[Collection entries]
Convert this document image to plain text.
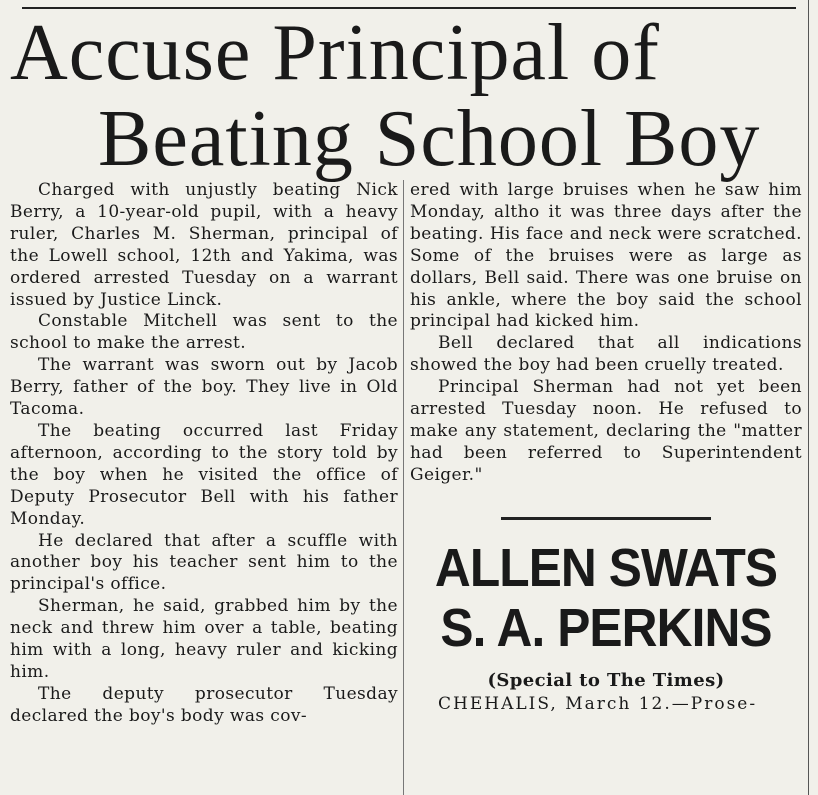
Accuse Principal of
Beating School Boy

Charged with unjustly beating Nick Berry, a 10-year-old pupil, with a heavy ruler, Charles M. Sherman, principal of the Lowell school, 12th and Yakima, was ordered arrested Tuesday on a warrant issued by Justice Linck.

Constable Mitchell was sent to the school to make the arrest.

The warrant was sworn out by Jacob Berry, father of the boy. They live in Old Tacoma.

The beating occurred last Friday afternoon, according to the story told by the boy when he visited the office of Deputy Prosecutor Bell with his father Monday.

He declared that after a scuffle with another boy his teacher sent him to the principal's office.

Sherman, he said, grabbed him by the neck and threw him over a table, beating him with a long, heavy ruler and kicking him.

The deputy prosecutor Tuesday declared the boy's body was cov-

ered with large bruises when he saw him Monday, altho it was three days after the beating. His face and neck were scratched. Some of the bruises were as large as dollars, Bell said. There was one bruise on his ankle, where the boy said the school principal had kicked him.

Bell declared that all indications showed the boy had been cruelly treated.

Principal Sherman had not yet been arrested Tuesday noon. He refused to make any statement, declaring the "matter had been referred to Superintendent Geiger."

ALLEN SWATS
S. A. PERKINS
(Special to The Times)
CHEHALIS, March 12.—Prose-
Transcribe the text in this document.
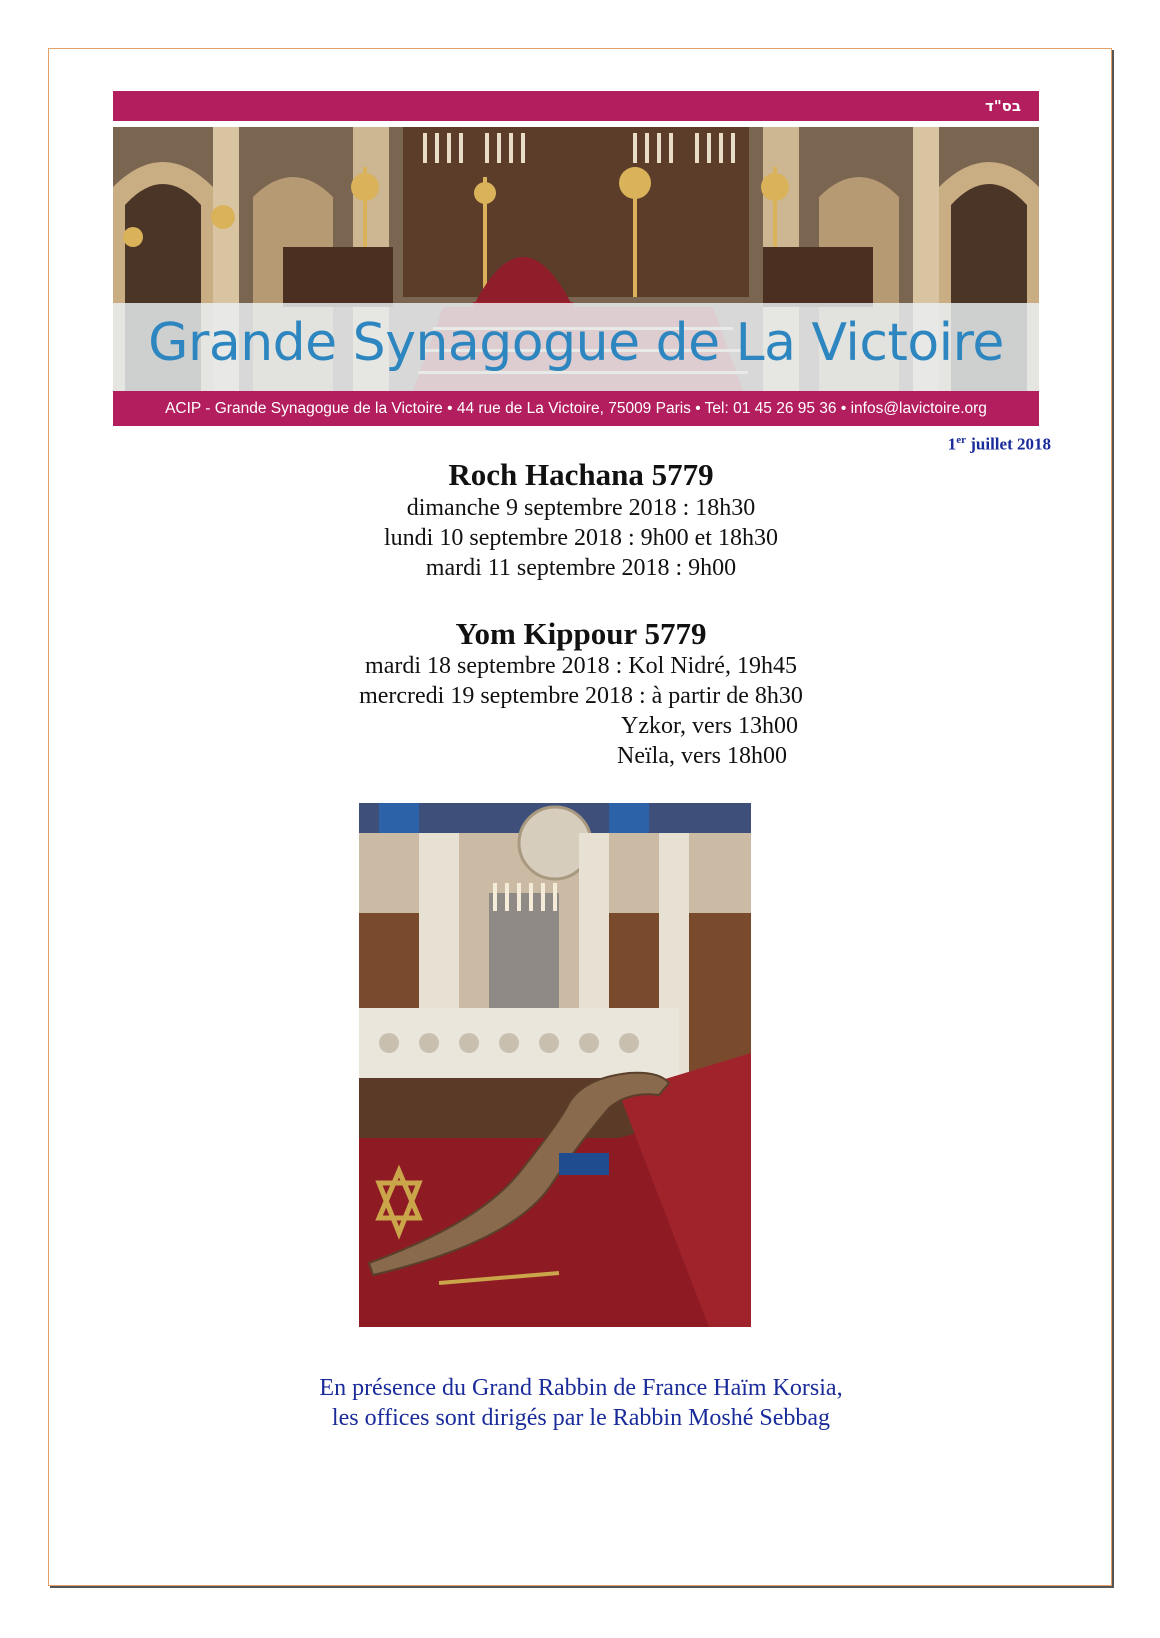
בס"ד
Grande Synagogue de La Victoire
ACIP - Grande Synagogue de la Victoire • 44 rue de La Victoire, 75009 Paris • Tel: 01 45 26 95 36 • infos@lavictoire.org
1er juillet 2018
Roch Hachana 5779
dimanche 9 septembre 2018 : 18h30
lundi 10 septembre 2018 : 9h00 et 18h30
mardi 11 septembre 2018 : 9h00
Yom Kippour 5779
mardi 18 septembre 2018 : Kol Nidré, 19h45
mercredi 19 septembre 2018 : à partir de 8h30
Yzkor, vers 13h00
Neïla, vers 18h00
En présence du Grand Rabbin de France Haïm Korsia,
les offices sont dirigés par le Rabbin Moshé Sebbag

Direction ::
Repeat the records above exactly, omitting every picture.

Written reply ::
Convert this document image to plain text.
Accuse Principal of
Beating School Boy

Charged with unjustly beating Nick Berry, a 10-year-old pupil, with a heavy ruler, Charles M. Sherman, principal of the Lowell school, 12th and Yakima, was ordered arrested Tuesday on a warrant issued by Justice Linck.

Constable Mitchell was sent to the school to make the arrest.

The warrant was sworn out by Jacob Berry, father of the boy. They live in Old Tacoma.

The beating occurred last Friday afternoon, according to the story told by the boy when he visited the office of Deputy Prosecutor Bell with his father Monday.

He declared that after a scuffle with another boy his teacher sent him to the principal's office.

Sherman, he said, grabbed him by the neck and threw him over a table, beating him with a long, heavy ruler and kicking him.

The deputy prosecutor Tuesday declared the boy's body was cov-

ered with large bruises when he saw him Monday, altho it was three days after the beating. His face and neck were scratched. Some of the bruises were as large as dollars, Bell said. There was one bruise on his ankle, where the boy said the school principal had kicked him.

Bell declared that all indications showed the boy had been cruelly treated.

Principal Sherman had not yet been arrested Tuesday noon. He refused to make any statement, declaring the "matter had been referred to Superintendent Geiger."

ALLEN SWATS
S. A. PERKINS
(Special to The Times)
CHEHALIS, March 12.—Prose-
Transcribe the text in this document.
בס"ד
Grande Synagogue de La Victoire
ACIP - Grande Synagogue de la Victoire • 44 rue de La Victoire, 75009 Paris • Tel: 01 45 26 95 36 • infos@lavictoire.org
1er juillet 2018
Roch Hachana 5779
dimanche 9 septembre 2018 : 18h30
lundi 10 septembre 2018 : 9h00 et 18h30
mardi 11 septembre 2018 : 9h00
Yom Kippour 5779
mardi 18 septembre 2018 : Kol Nidré, 19h45
mercredi 19 septembre 2018 : à partir de 8h30
Yzkor, vers 13h00
Neïla, vers 18h00
En présence du Grand Rabbin de France Haïm Korsia,
les offices sont dirigés par le Rabbin Moshé Sebbag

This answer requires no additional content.